>> start

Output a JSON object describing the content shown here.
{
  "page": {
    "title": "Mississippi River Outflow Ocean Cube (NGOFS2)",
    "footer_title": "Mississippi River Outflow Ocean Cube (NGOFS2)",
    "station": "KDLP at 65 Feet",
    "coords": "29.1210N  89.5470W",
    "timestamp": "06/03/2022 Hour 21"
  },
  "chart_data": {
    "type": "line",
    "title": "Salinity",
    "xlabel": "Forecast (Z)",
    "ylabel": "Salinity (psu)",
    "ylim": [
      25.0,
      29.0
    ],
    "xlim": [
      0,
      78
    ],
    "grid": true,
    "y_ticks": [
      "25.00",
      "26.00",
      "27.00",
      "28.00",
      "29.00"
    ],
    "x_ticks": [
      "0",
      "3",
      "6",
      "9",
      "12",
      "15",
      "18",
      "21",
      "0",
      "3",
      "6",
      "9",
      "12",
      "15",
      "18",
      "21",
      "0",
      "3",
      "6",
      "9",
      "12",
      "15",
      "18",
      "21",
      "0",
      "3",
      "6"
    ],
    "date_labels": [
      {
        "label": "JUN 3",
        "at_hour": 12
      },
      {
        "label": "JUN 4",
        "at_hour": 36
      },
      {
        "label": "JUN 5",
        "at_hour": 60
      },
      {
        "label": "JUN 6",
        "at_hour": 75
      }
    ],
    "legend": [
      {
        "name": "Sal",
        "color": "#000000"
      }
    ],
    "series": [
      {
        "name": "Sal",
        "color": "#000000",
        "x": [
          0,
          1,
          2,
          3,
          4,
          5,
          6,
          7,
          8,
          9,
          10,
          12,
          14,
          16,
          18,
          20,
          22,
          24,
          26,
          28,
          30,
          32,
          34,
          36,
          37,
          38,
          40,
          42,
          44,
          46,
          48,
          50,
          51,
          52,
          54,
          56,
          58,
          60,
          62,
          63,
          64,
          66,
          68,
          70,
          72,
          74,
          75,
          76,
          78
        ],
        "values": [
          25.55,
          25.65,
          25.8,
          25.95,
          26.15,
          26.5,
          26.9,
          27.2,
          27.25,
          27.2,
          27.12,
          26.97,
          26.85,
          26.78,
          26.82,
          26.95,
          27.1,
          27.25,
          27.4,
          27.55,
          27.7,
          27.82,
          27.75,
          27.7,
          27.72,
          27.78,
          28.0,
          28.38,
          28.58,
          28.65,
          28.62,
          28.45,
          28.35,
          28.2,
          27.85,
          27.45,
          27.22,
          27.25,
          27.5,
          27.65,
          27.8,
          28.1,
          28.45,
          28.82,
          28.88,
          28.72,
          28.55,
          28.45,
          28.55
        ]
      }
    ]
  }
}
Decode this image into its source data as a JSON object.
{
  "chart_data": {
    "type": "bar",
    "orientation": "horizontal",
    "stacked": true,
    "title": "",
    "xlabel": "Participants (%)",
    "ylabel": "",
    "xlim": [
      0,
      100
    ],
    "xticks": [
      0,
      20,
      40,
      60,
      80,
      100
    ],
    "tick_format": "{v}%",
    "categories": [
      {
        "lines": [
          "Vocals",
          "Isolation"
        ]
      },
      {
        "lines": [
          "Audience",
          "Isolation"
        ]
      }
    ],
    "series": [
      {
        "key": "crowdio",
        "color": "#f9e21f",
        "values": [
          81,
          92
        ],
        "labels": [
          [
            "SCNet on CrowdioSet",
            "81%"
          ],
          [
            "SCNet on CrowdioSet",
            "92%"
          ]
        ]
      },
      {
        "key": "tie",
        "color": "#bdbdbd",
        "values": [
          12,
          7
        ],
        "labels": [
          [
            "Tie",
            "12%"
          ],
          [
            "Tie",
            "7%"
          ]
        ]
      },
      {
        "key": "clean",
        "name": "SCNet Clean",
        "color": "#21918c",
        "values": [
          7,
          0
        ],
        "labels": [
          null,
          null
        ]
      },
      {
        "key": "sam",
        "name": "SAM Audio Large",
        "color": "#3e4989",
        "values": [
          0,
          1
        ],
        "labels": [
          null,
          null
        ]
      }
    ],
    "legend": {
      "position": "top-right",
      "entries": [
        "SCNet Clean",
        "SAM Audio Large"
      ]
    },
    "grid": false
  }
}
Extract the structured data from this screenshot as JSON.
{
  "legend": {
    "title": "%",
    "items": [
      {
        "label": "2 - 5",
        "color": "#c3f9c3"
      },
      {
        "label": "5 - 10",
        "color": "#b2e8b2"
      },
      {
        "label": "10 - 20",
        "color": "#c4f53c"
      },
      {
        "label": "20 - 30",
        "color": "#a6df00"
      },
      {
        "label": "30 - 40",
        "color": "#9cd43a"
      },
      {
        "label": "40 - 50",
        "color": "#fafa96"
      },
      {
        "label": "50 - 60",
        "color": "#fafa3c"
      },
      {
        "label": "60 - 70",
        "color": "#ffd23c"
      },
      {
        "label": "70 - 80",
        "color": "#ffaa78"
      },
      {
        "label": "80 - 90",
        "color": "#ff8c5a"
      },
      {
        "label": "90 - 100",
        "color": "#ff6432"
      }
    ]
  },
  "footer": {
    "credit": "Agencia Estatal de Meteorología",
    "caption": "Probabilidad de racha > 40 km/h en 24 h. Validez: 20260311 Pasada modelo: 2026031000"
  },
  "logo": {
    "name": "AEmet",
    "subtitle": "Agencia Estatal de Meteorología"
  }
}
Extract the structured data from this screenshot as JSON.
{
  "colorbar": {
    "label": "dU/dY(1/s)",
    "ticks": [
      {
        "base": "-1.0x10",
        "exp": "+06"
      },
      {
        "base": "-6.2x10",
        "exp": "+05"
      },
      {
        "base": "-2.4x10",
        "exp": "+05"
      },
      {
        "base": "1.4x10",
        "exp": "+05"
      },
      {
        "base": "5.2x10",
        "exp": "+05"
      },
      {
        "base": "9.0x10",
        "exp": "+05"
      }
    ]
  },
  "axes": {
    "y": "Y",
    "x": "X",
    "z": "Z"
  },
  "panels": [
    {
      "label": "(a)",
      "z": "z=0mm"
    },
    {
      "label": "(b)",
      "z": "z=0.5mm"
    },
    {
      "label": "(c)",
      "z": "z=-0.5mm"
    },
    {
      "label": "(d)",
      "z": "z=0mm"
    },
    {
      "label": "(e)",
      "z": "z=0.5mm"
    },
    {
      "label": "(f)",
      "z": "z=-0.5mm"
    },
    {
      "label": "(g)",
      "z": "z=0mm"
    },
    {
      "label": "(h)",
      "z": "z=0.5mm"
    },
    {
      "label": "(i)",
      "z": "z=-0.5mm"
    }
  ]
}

>> end

What this task involves = Repeat the whole listing exactly, keeping every line intact.

Final answer =
Output a JSON object describing the content shown here.
{
  "page": {
    "title": "Mississippi River Outflow Ocean Cube (NGOFS2)",
    "footer_title": "Mississippi River Outflow Ocean Cube (NGOFS2)",
    "station": "KDLP at 65 Feet",
    "coords": "29.1210N  89.5470W",
    "timestamp": "06/03/2022 Hour 21"
  },
  "chart_data": {
    "type": "line",
    "title": "Salinity",
    "xlabel": "Forecast (Z)",
    "ylabel": "Salinity (psu)",
    "ylim": [
      25.0,
      29.0
    ],
    "xlim": [
      0,
      78
    ],
    "grid": true,
    "y_ticks": [
      "25.00",
      "26.00",
      "27.00",
      "28.00",
      "29.00"
    ],
    "x_ticks": [
      "0",
      "3",
      "6",
      "9",
      "12",
      "15",
      "18",
      "21",
      "0",
      "3",
      "6",
      "9",
      "12",
      "15",
      "18",
      "21",
      "0",
      "3",
      "6",
      "9",
      "12",
      "15",
      "18",
      "21",
      "0",
      "3",
      "6"
    ],
    "date_labels": [
      {
        "label": "JUN 3",
        "at_hour": 12
      },
      {
        "label": "JUN 4",
        "at_hour": 36
      },
      {
        "label": "JUN 5",
        "at_hour": 60
      },
      {
        "label": "JUN 6",
        "at_hour": 75
      }
    ],
    "legend": [
      {
        "name": "Sal",
        "color": "#000000"
      }
    ],
    "series": [
      {
        "name": "Sal",
        "color": "#000000",
        "x": [
          0,
          1,
          2,
          3,
          4,
          5,
          6,
          7,
          8,
          9,
          10,
          12,
          14,
          16,
          18,
          20,
          22,
          24,
          26,
          28,
          30,
          32,
          34,
          36,
          37,
          38,
          40,
          42,
          44,
          46,
          48,
          50,
          51,
          52,
          54,
          56,
          58,
          60,
          62,
          63,
          64,
          66,
          68,
          70,
          72,
          74,
          75,
          76,
          78
        ],
        "values": [
          25.55,
          25.65,
          25.8,
          25.95,
          26.15,
          26.5,
          26.9,
          27.2,
          27.25,
          27.2,
          27.12,
          26.97,
          26.85,
          26.78,
          26.82,
          26.95,
          27.1,
          27.25,
          27.4,
          27.55,
          27.7,
          27.82,
          27.75,
          27.7,
          27.72,
          27.78,
          28.0,
          28.38,
          28.58,
          28.65,
          28.62,
          28.45,
          28.35,
          28.2,
          27.85,
          27.45,
          27.22,
          27.25,
          27.5,
          27.65,
          27.8,
          28.1,
          28.45,
          28.82,
          28.88,
          28.72,
          28.55,
          28.45,
          28.55
        ]
      }
    ]
  }
}
Decode this image into its source data as a JSON object.
{
  "chart_data": {
    "type": "bar",
    "orientation": "horizontal",
    "stacked": true,
    "title": "",
    "xlabel": "Participants (%)",
    "ylabel": "",
    "xlim": [
      0,
      100
    ],
    "xticks": [
      0,
      20,
      40,
      60,
      80,
      100
    ],
    "tick_format": "{v}%",
    "categories": [
      {
        "lines": [
          "Vocals",
          "Isolation"
        ]
      },
      {
        "lines": [
          "Audience",
          "Isolation"
        ]
      }
    ],
    "series": [
      {
        "key": "crowdio",
        "color": "#f9e21f",
        "values": [
          81,
          92
        ],
        "labels": [
          [
            "SCNet on CrowdioSet",
            "81%"
          ],
          [
            "SCNet on CrowdioSet",
            "92%"
          ]
        ]
      },
      {
        "key": "tie",
        "color": "#bdbdbd",
        "values": [
          12,
          7
        ],
        "labels": [
          [
            "Tie",
            "12%"
          ],
          [
            "Tie",
            "7%"
          ]
        ]
      },
      {
        "key": "clean",
        "name": "SCNet Clean",
        "color": "#21918c",
        "values": [
          7,
          0
        ],
        "labels": [
          null,
          null
        ]
      },
      {
        "key": "sam",
        "name": "SAM Audio Large",
        "color": "#3e4989",
        "values": [
          0,
          1
        ],
        "labels": [
          null,
          null
        ]
      }
    ],
    "legend": {
      "position": "top-right",
      "entries": [
        "SCNet Clean",
        "SAM Audio Large"
      ]
    },
    "grid": false
  }
}
Extract the structured data from this screenshot as JSON.
{
  "legend": {
    "title": "%",
    "items": [
      {
        "label": "2 - 5",
        "color": "#c3f9c3"
      },
      {
        "label": "5 - 10",
        "color": "#b2e8b2"
      },
      {
        "label": "10 - 20",
        "color": "#c4f53c"
      },
      {
        "label": "20 - 30",
        "color": "#a6df00"
      },
      {
        "label": "30 - 40",
        "color": "#9cd43a"
      },
      {
        "label": "40 - 50",
        "color": "#fafa96"
      },
      {
        "label": "50 - 60",
        "color": "#fafa3c"
      },
      {
        "label": "60 - 70",
        "color": "#ffd23c"
      },
      {
        "label": "70 - 80",
        "color": "#ffaa78"
      },
      {
        "label": "80 - 90",
        "color": "#ff8c5a"
      },
      {
        "label": "90 - 100",
        "color": "#ff6432"
      }
    ]
  },
  "footer": {
    "credit": "Agencia Estatal de Meteorología",
    "caption": "Probabilidad de racha > 40 km/h en 24 h. Validez: 20260311 Pasada modelo: 2026031000"
  },
  "logo": {
    "name": "AEmet",
    "subtitle": "Agencia Estatal de Meteorología"
  }
}
Extract the structured data from this screenshot as JSON.
{
  "colorbar": {
    "label": "dU/dY(1/s)",
    "ticks": [
      {
        "base": "-1.0x10",
        "exp": "+06"
      },
      {
        "base": "-6.2x10",
        "exp": "+05"
      },
      {
        "base": "-2.4x10",
        "exp": "+05"
      },
      {
        "base": "1.4x10",
        "exp": "+05"
      },
      {
        "base": "5.2x10",
        "exp": "+05"
      },
      {
        "base": "9.0x10",
        "exp": "+05"
      }
    ]
  },
  "axes": {
    "y": "Y",
    "x": "X",
    "z": "Z"
  },
  "panels": [
    {
      "label": "(a)",
      "z": "z=0mm"
    },
    {
      "label": "(b)",
      "z": "z=0.5mm"
    },
    {
      "label": "(c)",
      "z": "z=-0.5mm"
    },
    {
      "label": "(d)",
      "z": "z=0mm"
    },
    {
      "label": "(e)",
      "z": "z=0.5mm"
    },
    {
      "label": "(f)",
      "z": "z=-0.5mm"
    },
    {
      "label": "(g)",
      "z": "z=0mm"
    },
    {
      "label": "(h)",
      "z": "z=0.5mm"
    },
    {
      "label": "(i)",
      "z": "z=-0.5mm"
    }
  ]
}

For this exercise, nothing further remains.